## OBJECTIVE
Keep only the lines of the listing that include the word "塞尔维亚", and copy them.

## begin EXTRACTED MATERIAL

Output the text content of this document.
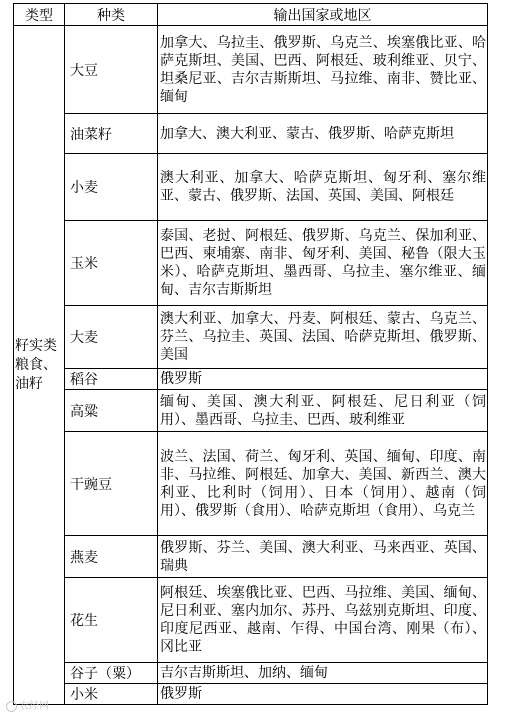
类型	种类	输出国家或地区
籽实类粮食、油籽	大豆	加拿大、乌拉圭、俄罗斯、乌克兰、埃塞俄比亚、哈萨克斯坦、美国、巴西、阿根廷、玻利维亚、贝宁、坦桑尼亚、吉尔吉斯斯坦、马拉维、南非、赞比亚、缅甸
	油菜籽	加拿大、澳大利亚、蒙古、俄罗斯、哈萨克斯坦
	小麦	澳大利亚、加拿大、哈萨克斯坦、匈牙利、塞尔维亚、蒙古、俄罗斯、法国、英国、美国、阿根廷
	玉米	泰国、老挝、阿根廷、俄罗斯、乌克兰、保加利亚、巴西、柬埔寨、南非、匈牙利、美国、秘鲁（限大玉米）、哈萨克斯坦、墨西哥、乌拉圭、塞尔维亚、缅甸、吉尔吉斯斯坦
	大麦	澳大利亚、加拿大、丹麦、阿根廷、蒙古、乌克兰、芬兰、乌拉圭、英国、法国、哈萨克斯坦、俄罗斯、美国
	稻谷	俄罗斯
	高粱	缅甸、美国、澳大利亚、阿根廷、尼日利亚（饲用）、墨西哥、乌拉圭、巴西、玻利维亚
	干豌豆	波兰、法国、荷兰、匈牙利、英国、缅甸、印度、南非、马拉维、阿根廷、加拿大、美国、新西兰、澳大利亚、比利时（饲用）、日本（饲用）、越南（饲用）、俄罗斯（食用）、哈萨克斯坦（食用）、乌克兰
	燕麦	俄罗斯、芬兰、美国、澳大利亚、马来西亚、英国、瑞典
	花生	阿根廷、埃塞俄比亚、巴西、马拉维、美国、缅甸、尼日利亚、塞内加尔、苏丹、乌兹别克斯坦、印度、印度尼西亚、越南、乍得、中国台湾、刚果（布）、冈比亚
	谷子（粟）	吉尔吉斯斯坦、加纳、缅甸
	小米	俄罗斯
农经网
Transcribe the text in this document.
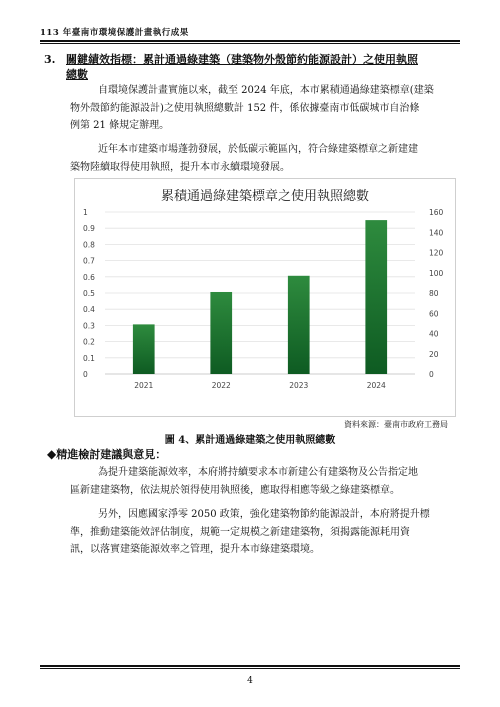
113 年臺南市環境保護計畫執行成果
3. 關鍵績效指標：累計通過綠建築（建築物外殼節約能源設計）之使用執照
總數
自環境保護計畫實施以來，截至 2024 年底，本市累積通過綠建築標章(建築
物外殼節約能源設計)之使用執照總數計 152 件，係依據臺南市低碳城市自治條
例第 21 條規定辦理。
近年本市建築市場蓬勃發展，於低碳示範區內，符合綠建築標章之新建建
築物陸續取得使用執照，提升本市永續環境發展。
累積通過綠建築標章之使用執照總數
0
0.1
0.2
0.3
0.4
0.5
0.6
0.7
0.8
0.9
1
0
20
40
60
80
100
120
140
160
2021	2022	2023	2024
資料來源：臺南市政府工務局
圖 4、累計通過綠建築之使用執照總數
◆精進檢討建議與意見：
為提升建築能源效率，本府將持續要求本市新建公有建築物及公告指定地
區新建建築物，依法規於領得使用執照後，應取得相應等級之綠建築標章。
另外，因應國家淨零 2050 政策，強化建築物節約能源設計，本府將提升標
準，推動建築能效評估制度，規範一定規模之新建建築物，須揭露能源耗用資
訊，以落實建築能源效率之管理，提升本市綠建築環境。
4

## end EXTRACTED MATERIAL

## CORRECT RESULT
	小麦	澳大利亚、加拿大、哈萨克斯坦、匈牙利、塞尔维亚、蒙古、俄罗斯、法国、英国、美国、阿根廷
	玉米	泰国、老挝、阿根廷、俄罗斯、乌克兰、保加利亚、巴西、柬埔寨、南非、匈牙利、美国、秘鲁（限大玉米）、哈萨克斯坦、墨西哥、乌拉圭、塞尔维亚、缅甸、吉尔吉斯斯坦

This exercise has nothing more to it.